Write out the listing exactly as it is given.

Stored data entries:
_ _ _ _ _ _ _

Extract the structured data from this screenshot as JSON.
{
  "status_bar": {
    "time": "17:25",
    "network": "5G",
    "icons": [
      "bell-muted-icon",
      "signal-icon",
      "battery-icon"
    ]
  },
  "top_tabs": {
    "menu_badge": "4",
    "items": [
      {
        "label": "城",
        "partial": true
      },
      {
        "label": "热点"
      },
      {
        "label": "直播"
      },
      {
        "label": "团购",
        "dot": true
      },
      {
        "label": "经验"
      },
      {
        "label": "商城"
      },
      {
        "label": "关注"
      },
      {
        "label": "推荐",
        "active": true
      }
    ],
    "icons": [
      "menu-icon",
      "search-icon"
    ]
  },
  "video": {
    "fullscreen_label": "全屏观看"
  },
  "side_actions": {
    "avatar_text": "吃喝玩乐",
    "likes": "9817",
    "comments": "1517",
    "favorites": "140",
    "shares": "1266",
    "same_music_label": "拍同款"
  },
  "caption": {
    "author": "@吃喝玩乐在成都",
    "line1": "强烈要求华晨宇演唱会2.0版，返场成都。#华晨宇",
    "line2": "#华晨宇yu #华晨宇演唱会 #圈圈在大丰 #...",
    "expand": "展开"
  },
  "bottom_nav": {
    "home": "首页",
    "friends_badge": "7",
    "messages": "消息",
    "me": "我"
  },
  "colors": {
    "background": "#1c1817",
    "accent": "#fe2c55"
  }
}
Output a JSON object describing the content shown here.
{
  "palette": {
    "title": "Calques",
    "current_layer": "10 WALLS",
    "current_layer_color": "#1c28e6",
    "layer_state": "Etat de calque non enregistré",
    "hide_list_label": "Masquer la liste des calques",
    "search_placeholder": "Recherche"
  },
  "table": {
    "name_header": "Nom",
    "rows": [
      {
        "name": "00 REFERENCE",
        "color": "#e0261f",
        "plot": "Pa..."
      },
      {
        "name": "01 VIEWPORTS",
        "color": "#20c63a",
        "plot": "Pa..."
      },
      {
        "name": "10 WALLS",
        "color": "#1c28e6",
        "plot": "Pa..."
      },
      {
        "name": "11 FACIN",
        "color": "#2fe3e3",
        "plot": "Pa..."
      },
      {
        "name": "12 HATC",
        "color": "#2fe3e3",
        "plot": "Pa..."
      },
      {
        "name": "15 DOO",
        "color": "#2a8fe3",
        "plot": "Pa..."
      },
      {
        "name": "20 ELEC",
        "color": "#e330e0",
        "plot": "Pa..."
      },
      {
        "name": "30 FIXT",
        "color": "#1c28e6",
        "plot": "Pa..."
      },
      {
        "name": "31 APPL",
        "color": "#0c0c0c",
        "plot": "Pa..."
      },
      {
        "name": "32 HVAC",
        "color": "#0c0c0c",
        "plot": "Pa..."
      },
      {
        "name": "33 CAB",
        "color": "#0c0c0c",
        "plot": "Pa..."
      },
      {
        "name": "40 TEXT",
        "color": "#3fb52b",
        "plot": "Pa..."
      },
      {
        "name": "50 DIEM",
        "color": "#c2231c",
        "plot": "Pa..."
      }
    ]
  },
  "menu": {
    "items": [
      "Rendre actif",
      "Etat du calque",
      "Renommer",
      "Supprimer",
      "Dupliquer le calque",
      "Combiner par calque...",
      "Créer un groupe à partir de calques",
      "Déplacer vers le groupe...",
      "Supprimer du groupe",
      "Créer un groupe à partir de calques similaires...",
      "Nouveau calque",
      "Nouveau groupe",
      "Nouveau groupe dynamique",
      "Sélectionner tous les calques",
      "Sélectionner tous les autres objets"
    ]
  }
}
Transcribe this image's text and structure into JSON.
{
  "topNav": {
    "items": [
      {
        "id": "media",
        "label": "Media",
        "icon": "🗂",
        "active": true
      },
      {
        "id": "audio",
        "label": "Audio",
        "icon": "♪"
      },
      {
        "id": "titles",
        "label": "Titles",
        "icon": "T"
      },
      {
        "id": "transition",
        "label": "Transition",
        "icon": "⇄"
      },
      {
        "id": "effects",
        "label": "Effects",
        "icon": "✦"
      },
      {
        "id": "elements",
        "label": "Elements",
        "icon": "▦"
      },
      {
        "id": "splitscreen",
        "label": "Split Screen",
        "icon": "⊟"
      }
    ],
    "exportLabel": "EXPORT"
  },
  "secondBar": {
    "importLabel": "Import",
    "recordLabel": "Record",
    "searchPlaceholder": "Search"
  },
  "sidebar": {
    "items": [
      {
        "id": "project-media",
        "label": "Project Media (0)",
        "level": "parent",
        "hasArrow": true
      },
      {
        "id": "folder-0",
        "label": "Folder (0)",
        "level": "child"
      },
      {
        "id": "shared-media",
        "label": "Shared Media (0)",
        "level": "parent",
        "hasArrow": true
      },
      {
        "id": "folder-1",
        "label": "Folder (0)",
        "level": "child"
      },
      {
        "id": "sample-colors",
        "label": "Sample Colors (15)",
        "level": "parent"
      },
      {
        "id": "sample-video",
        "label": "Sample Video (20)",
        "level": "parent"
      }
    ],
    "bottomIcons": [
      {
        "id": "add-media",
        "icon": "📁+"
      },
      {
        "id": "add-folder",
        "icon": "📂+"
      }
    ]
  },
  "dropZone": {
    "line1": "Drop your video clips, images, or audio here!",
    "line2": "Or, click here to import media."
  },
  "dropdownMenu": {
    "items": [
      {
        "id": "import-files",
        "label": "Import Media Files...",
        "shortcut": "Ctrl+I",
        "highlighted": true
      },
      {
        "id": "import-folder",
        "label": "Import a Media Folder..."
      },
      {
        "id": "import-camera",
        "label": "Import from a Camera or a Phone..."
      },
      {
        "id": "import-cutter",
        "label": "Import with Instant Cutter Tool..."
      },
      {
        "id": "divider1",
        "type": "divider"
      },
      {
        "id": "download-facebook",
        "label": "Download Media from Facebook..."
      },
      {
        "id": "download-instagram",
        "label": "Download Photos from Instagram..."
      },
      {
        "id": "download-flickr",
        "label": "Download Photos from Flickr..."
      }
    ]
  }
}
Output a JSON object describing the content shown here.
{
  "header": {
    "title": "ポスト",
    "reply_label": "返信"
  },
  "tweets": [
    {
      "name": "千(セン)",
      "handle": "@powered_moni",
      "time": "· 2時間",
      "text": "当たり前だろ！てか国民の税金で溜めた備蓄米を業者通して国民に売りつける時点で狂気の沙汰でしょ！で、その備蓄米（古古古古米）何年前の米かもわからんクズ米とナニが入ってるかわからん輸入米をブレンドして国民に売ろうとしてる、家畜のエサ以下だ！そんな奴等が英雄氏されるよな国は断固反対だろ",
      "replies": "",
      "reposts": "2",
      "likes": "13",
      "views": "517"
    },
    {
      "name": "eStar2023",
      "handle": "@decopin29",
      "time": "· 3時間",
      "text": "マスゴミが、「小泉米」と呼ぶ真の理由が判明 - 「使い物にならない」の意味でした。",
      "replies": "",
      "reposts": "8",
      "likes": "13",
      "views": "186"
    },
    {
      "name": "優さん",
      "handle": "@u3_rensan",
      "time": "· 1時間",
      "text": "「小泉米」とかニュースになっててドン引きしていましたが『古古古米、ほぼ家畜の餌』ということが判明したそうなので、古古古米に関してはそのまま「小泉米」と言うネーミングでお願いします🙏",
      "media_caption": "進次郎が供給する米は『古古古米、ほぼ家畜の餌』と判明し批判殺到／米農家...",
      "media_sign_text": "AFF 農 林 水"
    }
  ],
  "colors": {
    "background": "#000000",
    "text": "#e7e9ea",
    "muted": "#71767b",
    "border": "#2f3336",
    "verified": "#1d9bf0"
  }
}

_ _ _ _ _ _ _

Worked solution:
Extract the structured data from this screenshot as JSON.
{
  "status_bar": {
    "time": "17:25",
    "network": "5G",
    "icons": [
      "bell-muted-icon",
      "signal-icon",
      "battery-icon"
    ]
  },
  "top_tabs": {
    "menu_badge": "4",
    "items": [
      {
        "label": "城",
        "partial": true
      },
      {
        "label": "热点"
      },
      {
        "label": "直播"
      },
      {
        "label": "团购",
        "dot": true
      },
      {
        "label": "经验"
      },
      {
        "label": "商城"
      },
      {
        "label": "关注"
      },
      {
        "label": "推荐",
        "active": true
      }
    ],
    "icons": [
      "menu-icon",
      "search-icon"
    ]
  },
  "video": {
    "fullscreen_label": "全屏观看"
  },
  "side_actions": {
    "avatar_text": "吃喝玩乐",
    "likes": "9817",
    "comments": "1517",
    "favorites": "140",
    "shares": "1266",
    "same_music_label": "拍同款"
  },
  "caption": {
    "author": "@吃喝玩乐在成都",
    "line1": "强烈要求华晨宇演唱会2.0版，返场成都。#华晨宇",
    "line2": "#华晨宇yu #华晨宇演唱会 #圈圈在大丰 #...",
    "expand": "展开"
  },
  "bottom_nav": {
    "home": "首页",
    "friends_badge": "7",
    "messages": "消息",
    "me": "我"
  },
  "colors": {
    "background": "#1c1817",
    "accent": "#fe2c55"
  }
}
Output a JSON object describing the content shown here.
{
  "palette": {
    "title": "Calques",
    "current_layer": "10 WALLS",
    "current_layer_color": "#1c28e6",
    "layer_state": "Etat de calque non enregistré",
    "hide_list_label": "Masquer la liste des calques",
    "search_placeholder": "Recherche"
  },
  "table": {
    "name_header": "Nom",
    "rows": [
      {
        "name": "00 REFERENCE",
        "color": "#e0261f",
        "plot": "Pa..."
      },
      {
        "name": "01 VIEWPORTS",
        "color": "#20c63a",
        "plot": "Pa..."
      },
      {
        "name": "10 WALLS",
        "color": "#1c28e6",
        "plot": "Pa..."
      },
      {
        "name": "11 FACIN",
        "color": "#2fe3e3",
        "plot": "Pa..."
      },
      {
        "name": "12 HATC",
        "color": "#2fe3e3",
        "plot": "Pa..."
      },
      {
        "name": "15 DOO",
        "color": "#2a8fe3",
        "plot": "Pa..."
      },
      {
        "name": "20 ELEC",
        "color": "#e330e0",
        "plot": "Pa..."
      },
      {
        "name": "30 FIXT",
        "color": "#1c28e6",
        "plot": "Pa..."
      },
      {
        "name": "31 APPL",
        "color": "#0c0c0c",
        "plot": "Pa..."
      },
      {
        "name": "32 HVAC",
        "color": "#0c0c0c",
        "plot": "Pa..."
      },
      {
        "name": "33 CAB",
        "color": "#0c0c0c",
        "plot": "Pa..."
      },
      {
        "name": "40 TEXT",
        "color": "#3fb52b",
        "plot": "Pa..."
      },
      {
        "name": "50 DIEM",
        "color": "#c2231c",
        "plot": "Pa..."
      }
    ]
  },
  "menu": {
    "items": [
      "Rendre actif",
      "Etat du calque",
      "Renommer",
      "Supprimer",
      "Dupliquer le calque",
      "Combiner par calque...",
      "Créer un groupe à partir de calques",
      "Déplacer vers le groupe...",
      "Supprimer du groupe",
      "Créer un groupe à partir de calques similaires...",
      "Nouveau calque",
      "Nouveau groupe",
      "Nouveau groupe dynamique",
      "Sélectionner tous les calques",
      "Sélectionner tous les autres objets"
    ]
  }
}
Transcribe this image's text and structure into JSON.
{
  "topNav": {
    "items": [
      {
        "id": "media",
        "label": "Media",
        "icon": "🗂",
        "active": true
      },
      {
        "id": "audio",
        "label": "Audio",
        "icon": "♪"
      },
      {
        "id": "titles",
        "label": "Titles",
        "icon": "T"
      },
      {
        "id": "transition",
        "label": "Transition",
        "icon": "⇄"
      },
      {
        "id": "effects",
        "label": "Effects",
        "icon": "✦"
      },
      {
        "id": "elements",
        "label": "Elements",
        "icon": "▦"
      },
      {
        "id": "splitscreen",
        "label": "Split Screen",
        "icon": "⊟"
      }
    ],
    "exportLabel": "EXPORT"
  },
  "secondBar": {
    "importLabel": "Import",
    "recordLabel": "Record",
    "searchPlaceholder": "Search"
  },
  "sidebar": {
    "items": [
      {
        "id": "project-media",
        "label": "Project Media (0)",
        "level": "parent",
        "hasArrow": true
      },
      {
        "id": "folder-0",
        "label": "Folder (0)",
        "level": "child"
      },
      {
        "id": "shared-media",
        "label": "Shared Media (0)",
        "level": "parent",
        "hasArrow": true
      },
      {
        "id": "folder-1",
        "label": "Folder (0)",
        "level": "child"
      },
      {
        "id": "sample-colors",
        "label": "Sample Colors (15)",
        "level": "parent"
      },
      {
        "id": "sample-video",
        "label": "Sample Video (20)",
        "level": "parent"
      }
    ],
    "bottomIcons": [
      {
        "id": "add-media",
        "icon": "📁+"
      },
      {
        "id": "add-folder",
        "icon": "📂+"
      }
    ]
  },
  "dropZone": {
    "line1": "Drop your video clips, images, or audio here!",
    "line2": "Or, click here to import media."
  },
  "dropdownMenu": {
    "items": [
      {
        "id": "import-files",
        "label": "Import Media Files...",
        "shortcut": "Ctrl+I",
        "highlighted": true
      },
      {
        "id": "import-folder",
        "label": "Import a Media Folder..."
      },
      {
        "id": "import-camera",
        "label": "Import from a Camera or a Phone..."
      },
      {
        "id": "import-cutter",
        "label": "Import with Instant Cutter Tool..."
      },
      {
        "id": "divider1",
        "type": "divider"
      },
      {
        "id": "download-facebook",
        "label": "Download Media from Facebook..."
      },
      {
        "id": "download-instagram",
        "label": "Download Photos from Instagram..."
      },
      {
        "id": "download-flickr",
        "label": "Download Photos from Flickr..."
      }
    ]
  }
}
Output a JSON object describing the content shown here.
{
  "header": {
    "title": "ポスト",
    "reply_label": "返信"
  },
  "tweets": [
    {
      "name": "千(セン)",
      "handle": "@powered_moni",
      "time": "· 2時間",
      "text": "当たり前だろ！てか国民の税金で溜めた備蓄米を業者通して国民に売りつける時点で狂気の沙汰でしょ！で、その備蓄米（古古古古米）何年前の米かもわからんクズ米とナニが入ってるかわからん輸入米をブレンドして国民に売ろうとしてる、家畜のエサ以下だ！そんな奴等が英雄氏されるよな国は断固反対だろ",
      "replies": "",
      "reposts": "2",
      "likes": "13",
      "views": "517"
    },
    {
      "name": "eStar2023",
      "handle": "@decopin29",
      "time": "· 3時間",
      "text": "マスゴミが、「小泉米」と呼ぶ真の理由が判明 - 「使い物にならない」の意味でした。",
      "replies": "",
      "reposts": "8",
      "likes": "13",
      "views": "186"
    },
    {
      "name": "優さん",
      "handle": "@u3_rensan",
      "time": "· 1時間",
      "text": "「小泉米」とかニュースになっててドン引きしていましたが『古古古米、ほぼ家畜の餌』ということが判明したそうなので、古古古米に関してはそのまま「小泉米」と言うネーミングでお願いします🙏",
      "media_caption": "進次郎が供給する米は『古古古米、ほぼ家畜の餌』と判明し批判殺到／米農家...",
      "media_sign_text": "AFF 農 林 水"
    }
  ],
  "colors": {
    "background": "#000000",
    "text": "#e7e9ea",
    "muted": "#71767b",
    "border": "#2f3336",
    "verified": "#1d9bf0"
  }
}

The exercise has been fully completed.